— begin Source data —

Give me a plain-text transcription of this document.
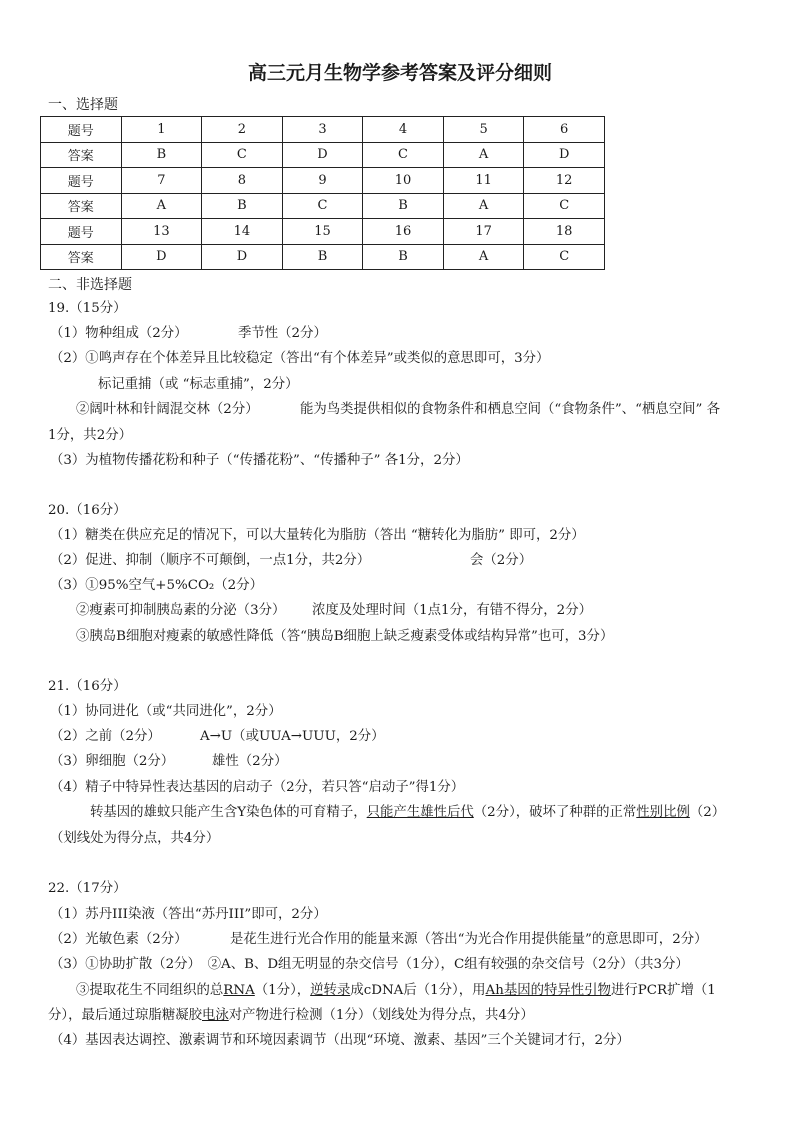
高三元月生物学参考答案及评分细则
一、选择题
题号	1	2	3	4	5	6
答案	B	C	D	C	A	D
题号	7	8	9	10	11	12
答案	A	B	C	B	A	C
题号	13	14	15	16	17	18
答案	D	D	B	B	A	C
二、非选择题
19.（15分）
（1）物种组成（2分）	季节性（2分）
（2）①鸣声存在个体差异且比较稳定（答出“有个体差异”或类似的意思即可，3分）
标记重捕（或 “标志重捕”，2分）
②阔叶林和针阔混交林（2分）	能为鸟类提供相似的食物条件和栖息空间（“食物条件”、“栖息空间” 各
1分，共2分）
（3）为植物传播花粉和种子（“传播花粉”、“传播种子” 各1分，2分）
20.（16分）
（1）糖类在供应充足的情况下，可以大量转化为脂肪（答出 “糖转化为脂肪” 即可，2分）
（2）促进、抑制（顺序不可颠倒，一点1分，共2分）	会（2分）
（3）①95%空气+5%CO₂（2分）
②瘦素可抑制胰岛素的分泌（3分） 浓度及处理时间（1点1分，有错不得分，2分）
③胰岛B细胞对瘦素的敏感性降低（答“胰岛B细胞上缺乏瘦素受体或结构异常”也可，3分）
21.（16分）
（1）协同进化（或“共同进化”，2分）
（2）之前（2分）	A→U（或UUA→UUU，2分）
（3）卵细胞（2分）	雄性（2分）
（4）精子中特异性表达基因的启动子（2分，若只答“启动子”得1分）
转基因的雄蚊只能产生含Y染色体的可育精子，只能产生雄性后代（2分），破坏了种群的正常性别比例（2）
（划线处为得分点，共4分）
22.（17分）
（1）苏丹III染液（答出“苏丹III”即可，2分）
（2）光敏色素（2分）	是花生进行光合作用的能量来源（答出“为光合作用提供能量”的意思即可，2分）
（3）①协助扩散（2分）　②A、B、D组无明显的杂交信号（1分），C组有较强的杂交信号（2分）（共3分）
③提取花生不同组织的总RNA（1分），逆转录成cDNA后（1分），用Ah基因的特异性引物进行PCR扩增（1
分），最后通过琼脂糖凝胶电泳对产物进行检测（1分）（划线处为得分点，共4分）
（4）基因表达调控、激素调节和环境因素调节（出现“环境、激素、基因”三个关键词才行，2分）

— end Source data —

» **Short exercise**
Print the records above exactly as they stand, but leave out the pictures.

» **Solution for this task**
Give me a plain-text transcription of this document.
高三元月生物学参考答案及评分细则
一、选择题
题号	1	2	3	4	5	6
答案	B	C	D	C	A	D
题号	7	8	9	10	11	12
答案	A	B	C	B	A	C
题号	13	14	15	16	17	18
答案	D	D	B	B	A	C
二、非选择题
19.（15分）
（1）物种组成（2分）	季节性（2分）
（2）①鸣声存在个体差异且比较稳定（答出“有个体差异”或类似的意思即可，3分）
标记重捕（或 “标志重捕”，2分）
②阔叶林和针阔混交林（2分）	能为鸟类提供相似的食物条件和栖息空间（“食物条件”、“栖息空间” 各
1分，共2分）
（3）为植物传播花粉和种子（“传播花粉”、“传播种子” 各1分，2分）
20.（16分）
（1）糖类在供应充足的情况下，可以大量转化为脂肪（答出 “糖转化为脂肪” 即可，2分）
（2）促进、抑制（顺序不可颠倒，一点1分，共2分）	会（2分）
（3）①95%空气+5%CO₂（2分）
②瘦素可抑制胰岛素的分泌（3分） 浓度及处理时间（1点1分，有错不得分，2分）
③胰岛B细胞对瘦素的敏感性降低（答“胰岛B细胞上缺乏瘦素受体或结构异常”也可，3分）
21.（16分）
（1）协同进化（或“共同进化”，2分）
（2）之前（2分）	A→U（或UUA→UUU，2分）
（3）卵细胞（2分）	雄性（2分）
（4）精子中特异性表达基因的启动子（2分，若只答“启动子”得1分）
转基因的雄蚊只能产生含Y染色体的可育精子，只能产生雄性后代（2分），破坏了种群的正常性别比例（2）
（划线处为得分点，共4分）
22.（17分）
（1）苏丹III染液（答出“苏丹III”即可，2分）
（2）光敏色素（2分）	是花生进行光合作用的能量来源（答出“为光合作用提供能量”的意思即可，2分）
（3）①协助扩散（2分）　②A、B、D组无明显的杂交信号（1分），C组有较强的杂交信号（2分）（共3分）
③提取花生不同组织的总RNA（1分），逆转录成cDNA后（1分），用Ah基因的特异性引物进行PCR扩增（1
分），最后通过琼脂糖凝胶电泳对产物进行检测（1分）（划线处为得分点，共4分）
（4）基因表达调控、激素调节和环境因素调节（出现“环境、激素、基因”三个关键词才行，2分）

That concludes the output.